[Records about charts and figures]
......
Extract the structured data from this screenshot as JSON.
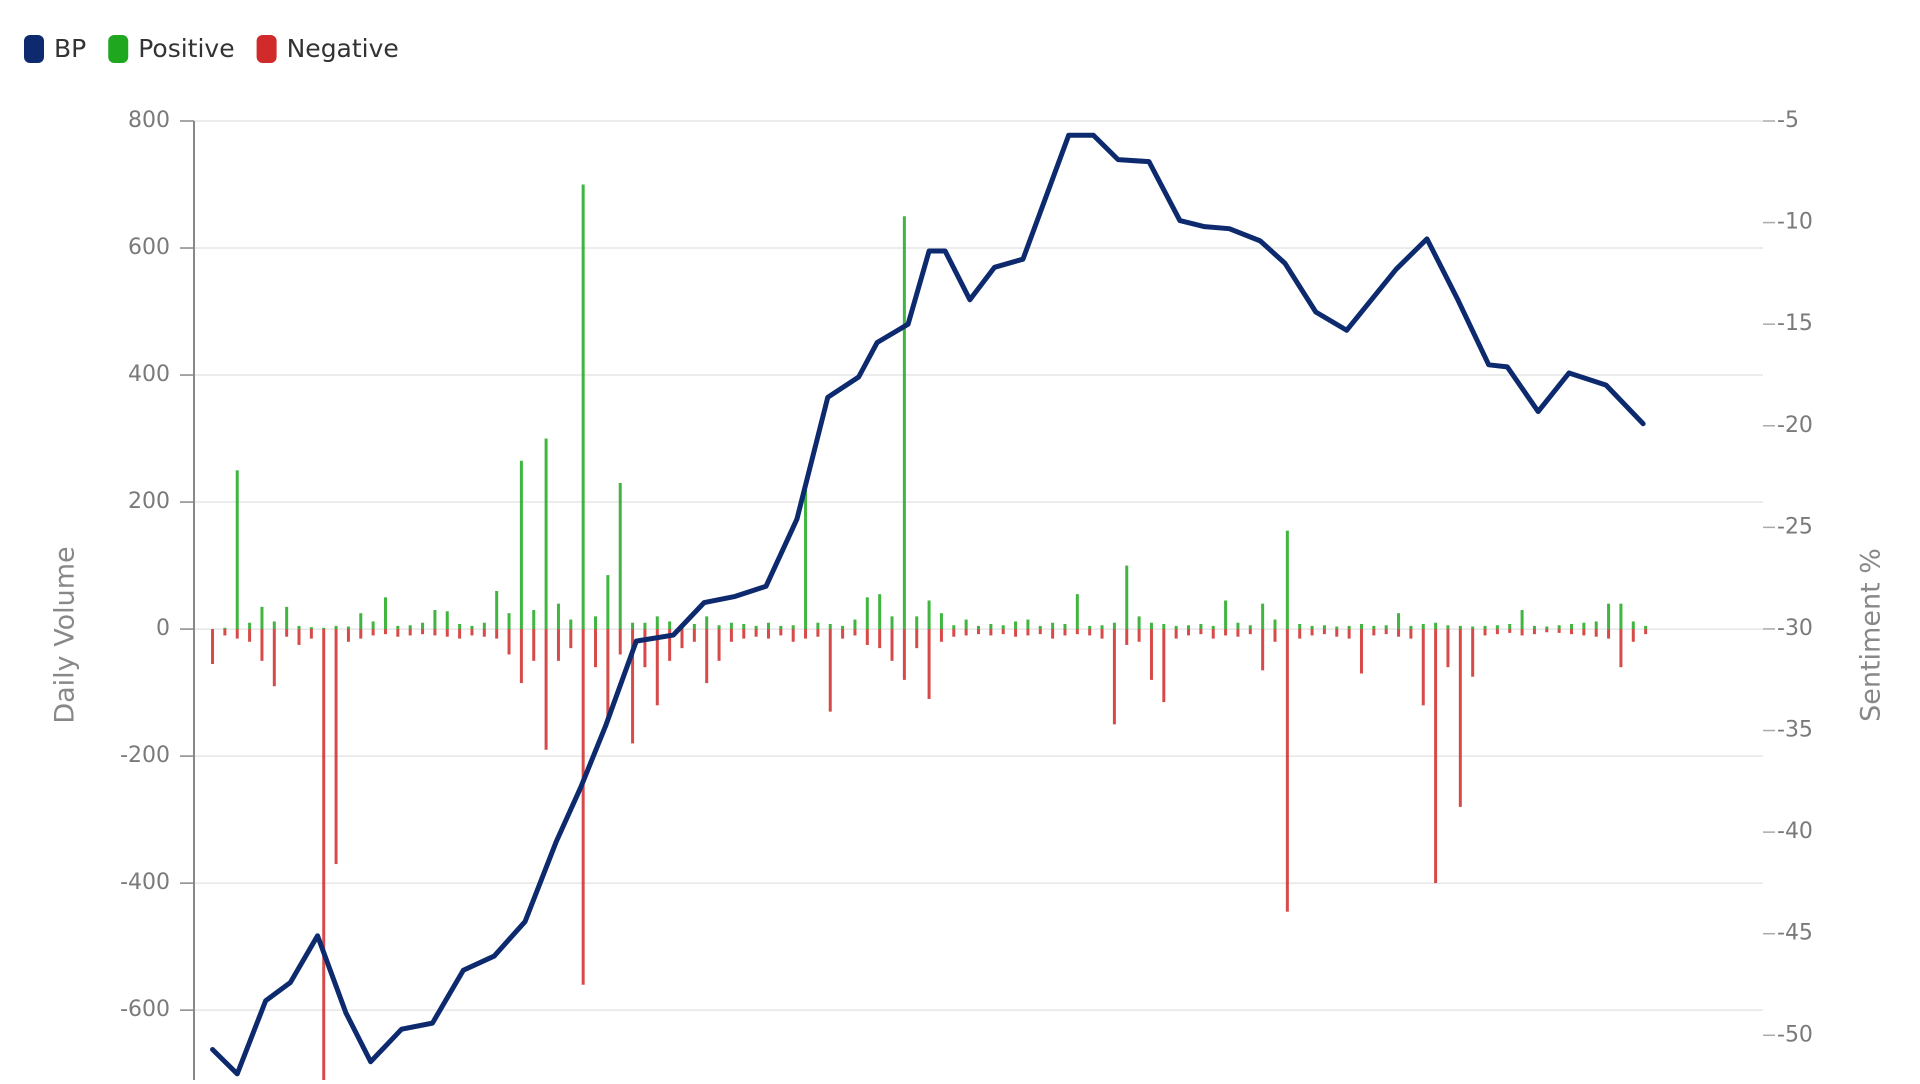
{
  "chart_data": {
    "type": "bar",
    "y_label": "Daily Volume",
    "y2_label": "Sentiment %",
    "xlim": [
      -1.5,
      125.5
    ],
    "ylim": [
      -710,
      800
    ],
    "yticks": [
      -600,
      -400,
      -200,
      0,
      200,
      400,
      600,
      800
    ],
    "y2lim": [
      -52.2,
      -5
    ],
    "y2ticks": [
      -50,
      -45,
      -40,
      -35,
      -30,
      -25,
      -20,
      -15,
      -10,
      -5
    ],
    "grid": true,
    "legend": "top-left",
    "series": [
      {
        "name": "BP",
        "color": "#0d2a6e",
        "type": "line",
        "axis": "y2",
        "x": [
          0,
          2,
          4.3,
          6.3,
          8.5,
          10.8,
          12.8,
          15.3,
          17.8,
          20.3,
          22.8,
          25.3,
          27.8,
          29.8,
          31.8,
          34.3,
          37.3,
          39.8,
          42.3,
          44.8,
          47.3,
          49.8,
          52.3,
          53.8,
          56.3,
          58,
          59.3,
          61.3,
          63.3,
          65.6,
          67.3,
          69.3,
          71.3,
          73.3,
          75.8,
          78.3,
          80.3,
          82.3,
          84.8,
          86.8,
          89.3,
          91.8,
          93.8,
          95.8,
          98.3,
          100.8,
          103.3,
          104.8,
          107.3,
          109.8,
          112.8,
          115.8
        ],
        "values": [
          -50.7,
          -51.9,
          -48.3,
          -47.4,
          -45.1,
          -48.9,
          -51.3,
          -49.7,
          -49.4,
          -46.8,
          -46.1,
          -44.4,
          -40.5,
          -37.8,
          -34.8,
          -30.6,
          -30.3,
          -28.7,
          -28.4,
          -27.9,
          -24.6,
          -18.6,
          -17.6,
          -15.9,
          -15.0,
          -11.4,
          -11.4,
          -13.8,
          -12.2,
          -11.8,
          -9.0,
          -5.7,
          -5.7,
          -6.9,
          -7.0,
          -9.9,
          -10.2,
          -10.3,
          -10.9,
          -12.0,
          -14.4,
          -15.3,
          -13.8,
          -12.3,
          -10.8,
          -13.8,
          -17.0,
          -17.1,
          -19.3,
          -17.4,
          -18.0,
          -19.9
        ]
      },
      {
        "name": "Positive",
        "color": "#1fa81f",
        "values": [
          0,
          2,
          250,
          10,
          35,
          12,
          35,
          5,
          3,
          2,
          5,
          4,
          25,
          12,
          50,
          5,
          6,
          10,
          30,
          28,
          8,
          5,
          10,
          60,
          25,
          265,
          30,
          300,
          40,
          15,
          700,
          20,
          85,
          230,
          10,
          10,
          20,
          12,
          5,
          8,
          20,
          6,
          10,
          8,
          5,
          10,
          5,
          6,
          230,
          10,
          8,
          5,
          15,
          50,
          55,
          20,
          650,
          20,
          45,
          25,
          6,
          15,
          5,
          8,
          6,
          12,
          15,
          5,
          10,
          8,
          55,
          5,
          6,
          10,
          100,
          20,
          10,
          8,
          5,
          6,
          8,
          5,
          45,
          10,
          6,
          40,
          15,
          155,
          8,
          5,
          6,
          4,
          5,
          8,
          5,
          6,
          25,
          5,
          8,
          10,
          6,
          5,
          4,
          5,
          6,
          8,
          30,
          5,
          4,
          6,
          8,
          10,
          12,
          40,
          40,
          12,
          5
        ]
      },
      {
        "name": "Negative",
        "color": "#d02a2a",
        "values": [
          -55,
          -10,
          -15,
          -20,
          -50,
          -90,
          -12,
          -25,
          -15,
          -710,
          -370,
          -20,
          -15,
          -10,
          -8,
          -12,
          -10,
          -8,
          -10,
          -12,
          -15,
          -10,
          -12,
          -15,
          -40,
          -85,
          -50,
          -190,
          -50,
          -30,
          -560,
          -60,
          -140,
          -40,
          -180,
          -60,
          -120,
          -50,
          -30,
          -20,
          -85,
          -50,
          -20,
          -15,
          -12,
          -15,
          -10,
          -20,
          -15,
          -12,
          -130,
          -15,
          -10,
          -25,
          -30,
          -50,
          -80,
          -30,
          -110,
          -20,
          -12,
          -10,
          -8,
          -10,
          -8,
          -12,
          -10,
          -8,
          -15,
          -10,
          -8,
          -10,
          -15,
          -150,
          -25,
          -20,
          -80,
          -115,
          -15,
          -10,
          -8,
          -15,
          -10,
          -12,
          -8,
          -65,
          -20,
          -445,
          -15,
          -10,
          -8,
          -12,
          -15,
          -70,
          -10,
          -8,
          -12,
          -15,
          -120,
          -400,
          -60,
          -280,
          -75,
          -10,
          -8,
          -6,
          -10,
          -8,
          -5,
          -6,
          -8,
          -10,
          -12,
          -15,
          -60,
          -20,
          -8
        ]
      }
    ]
  }
}
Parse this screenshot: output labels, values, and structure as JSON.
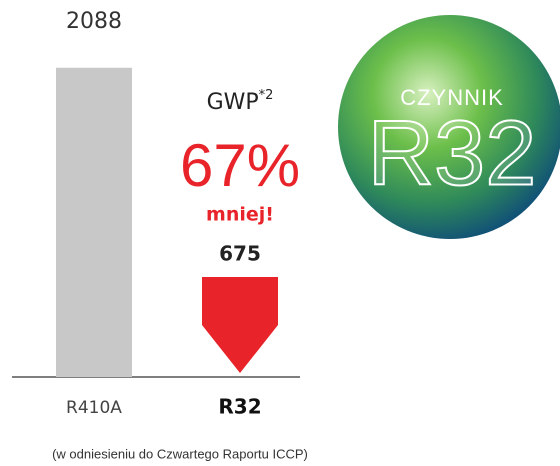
{
  "chart_data": {
    "type": "bar",
    "categories": [
      "R410A",
      "R32"
    ],
    "values": [
      2088,
      675
    ],
    "colors": [
      "#c8c8c8",
      "#e8232a"
    ],
    "ylim": [
      0,
      2100
    ],
    "annotations": {
      "metric": "GWP",
      "metric_note": "*2",
      "reduction": "67%",
      "reduction_text": "mniej!"
    },
    "footnote": "(w odniesieniu do Czwartego Raportu ICCP)",
    "badge": {
      "line1": "CZYNNIK",
      "line2": "R32"
    }
  }
}
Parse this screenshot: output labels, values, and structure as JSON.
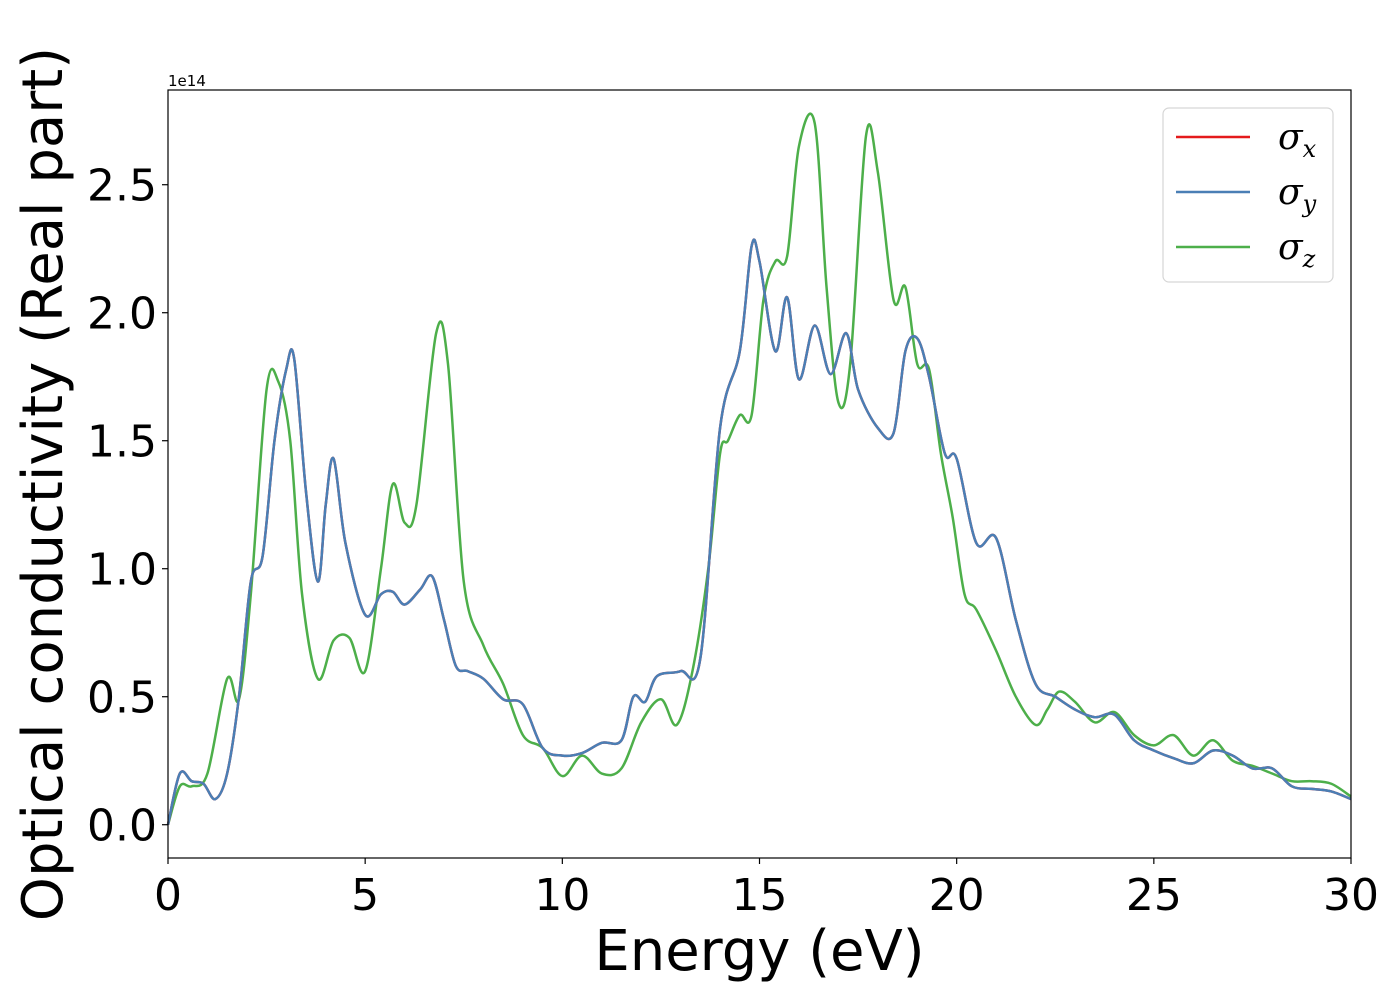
......
* Direction
Pictures in the records above should not be copied. Repeat everything else exactly.

* Reply to the task
Extract the structured data from this screenshot as JSON.
{
  "chart_data": {
    "type": "bar",
    "y_label": "Daily Volume",
    "y2_label": "Sentiment %",
    "xlim": [
      -1.5,
      125.5
    ],
    "ylim": [
      -710,
      800
    ],
    "yticks": [
      -600,
      -400,
      -200,
      0,
      200,
      400,
      600,
      800
    ],
    "y2lim": [
      -52.2,
      -5
    ],
    "y2ticks": [
      -50,
      -45,
      -40,
      -35,
      -30,
      -25,
      -20,
      -15,
      -10,
      -5
    ],
    "grid": true,
    "legend": "top-left",
    "series": [
      {
        "name": "BP",
        "color": "#0d2a6e",
        "type": "line",
        "axis": "y2",
        "x": [
          0,
          2,
          4.3,
          6.3,
          8.5,
          10.8,
          12.8,
          15.3,
          17.8,
          20.3,
          22.8,
          25.3,
          27.8,
          29.8,
          31.8,
          34.3,
          37.3,
          39.8,
          42.3,
          44.8,
          47.3,
          49.8,
          52.3,
          53.8,
          56.3,
          58,
          59.3,
          61.3,
          63.3,
          65.6,
          67.3,
          69.3,
          71.3,
          73.3,
          75.8,
          78.3,
          80.3,
          82.3,
          84.8,
          86.8,
          89.3,
          91.8,
          93.8,
          95.8,
          98.3,
          100.8,
          103.3,
          104.8,
          107.3,
          109.8,
          112.8,
          115.8
        ],
        "values": [
          -50.7,
          -51.9,
          -48.3,
          -47.4,
          -45.1,
          -48.9,
          -51.3,
          -49.7,
          -49.4,
          -46.8,
          -46.1,
          -44.4,
          -40.5,
          -37.8,
          -34.8,
          -30.6,
          -30.3,
          -28.7,
          -28.4,
          -27.9,
          -24.6,
          -18.6,
          -17.6,
          -15.9,
          -15.0,
          -11.4,
          -11.4,
          -13.8,
          -12.2,
          -11.8,
          -9.0,
          -5.7,
          -5.7,
          -6.9,
          -7.0,
          -9.9,
          -10.2,
          -10.3,
          -10.9,
          -12.0,
          -14.4,
          -15.3,
          -13.8,
          -12.3,
          -10.8,
          -13.8,
          -17.0,
          -17.1,
          -19.3,
          -17.4,
          -18.0,
          -19.9
        ]
      },
      {
        "name": "Positive",
        "color": "#1fa81f",
        "values": [
          0,
          2,
          250,
          10,
          35,
          12,
          35,
          5,
          3,
          2,
          5,
          4,
          25,
          12,
          50,
          5,
          6,
          10,
          30,
          28,
          8,
          5,
          10,
          60,
          25,
          265,
          30,
          300,
          40,
          15,
          700,
          20,
          85,
          230,
          10,
          10,
          20,
          12,
          5,
          8,
          20,
          6,
          10,
          8,
          5,
          10,
          5,
          6,
          230,
          10,
          8,
          5,
          15,
          50,
          55,
          20,
          650,
          20,
          45,
          25,
          6,
          15,
          5,
          8,
          6,
          12,
          15,
          5,
          10,
          8,
          55,
          5,
          6,
          10,
          100,
          20,
          10,
          8,
          5,
          6,
          8,
          5,
          45,
          10,
          6,
          40,
          15,
          155,
          8,
          5,
          6,
          4,
          5,
          8,
          5,
          6,
          25,
          5,
          8,
          10,
          6,
          5,
          4,
          5,
          6,
          8,
          30,
          5,
          4,
          6,
          8,
          10,
          12,
          40,
          40,
          12,
          5
        ]
      },
      {
        "name": "Negative",
        "color": "#d02a2a",
        "values": [
          -55,
          -10,
          -15,
          -20,
          -50,
          -90,
          -12,
          -25,
          -15,
          -710,
          -370,
          -20,
          -15,
          -10,
          -8,
          -12,
          -10,
          -8,
          -10,
          -12,
          -15,
          -10,
          -12,
          -15,
          -40,
          -85,
          -50,
          -190,
          -50,
          -30,
          -560,
          -60,
          -140,
          -40,
          -180,
          -60,
          -120,
          -50,
          -30,
          -20,
          -85,
          -50,
          -20,
          -15,
          -12,
          -15,
          -10,
          -20,
          -15,
          -12,
          -130,
          -15,
          -10,
          -25,
          -30,
          -50,
          -80,
          -30,
          -110,
          -20,
          -12,
          -10,
          -8,
          -10,
          -8,
          -12,
          -10,
          -8,
          -15,
          -10,
          -8,
          -10,
          -15,
          -150,
          -25,
          -20,
          -80,
          -115,
          -15,
          -10,
          -8,
          -15,
          -10,
          -12,
          -8,
          -65,
          -20,
          -445,
          -15,
          -10,
          -8,
          -12,
          -15,
          -70,
          -10,
          -8,
          -12,
          -15,
          -120,
          -400,
          -60,
          -280,
          -75,
          -10,
          -8,
          -6,
          -10,
          -8,
          -5,
          -6,
          -8,
          -10,
          -12,
          -15,
          -60,
          -20,
          -8
        ]
      }
    ]
  }
}
Parse this screenshot: output labels, values, and structure as JSON.
{
  "chart_data": {
    "type": "bar",
    "categories": [
      "R410A",
      "R32"
    ],
    "values": [
      2088,
      675
    ],
    "colors": [
      "#c8c8c8",
      "#e8232a"
    ],
    "ylim": [
      0,
      2100
    ],
    "annotations": {
      "metric": "GWP",
      "metric_note": "*2",
      "reduction": "67%",
      "reduction_text": "mniej!"
    },
    "footnote": "(w odniesieniu do Czwartego Raportu ICCP)",
    "badge": {
      "line1": "CZYNNIK",
      "line2": "R32"
    }
  }
}
Parse this screenshot: output labels, values, and structure as JSON.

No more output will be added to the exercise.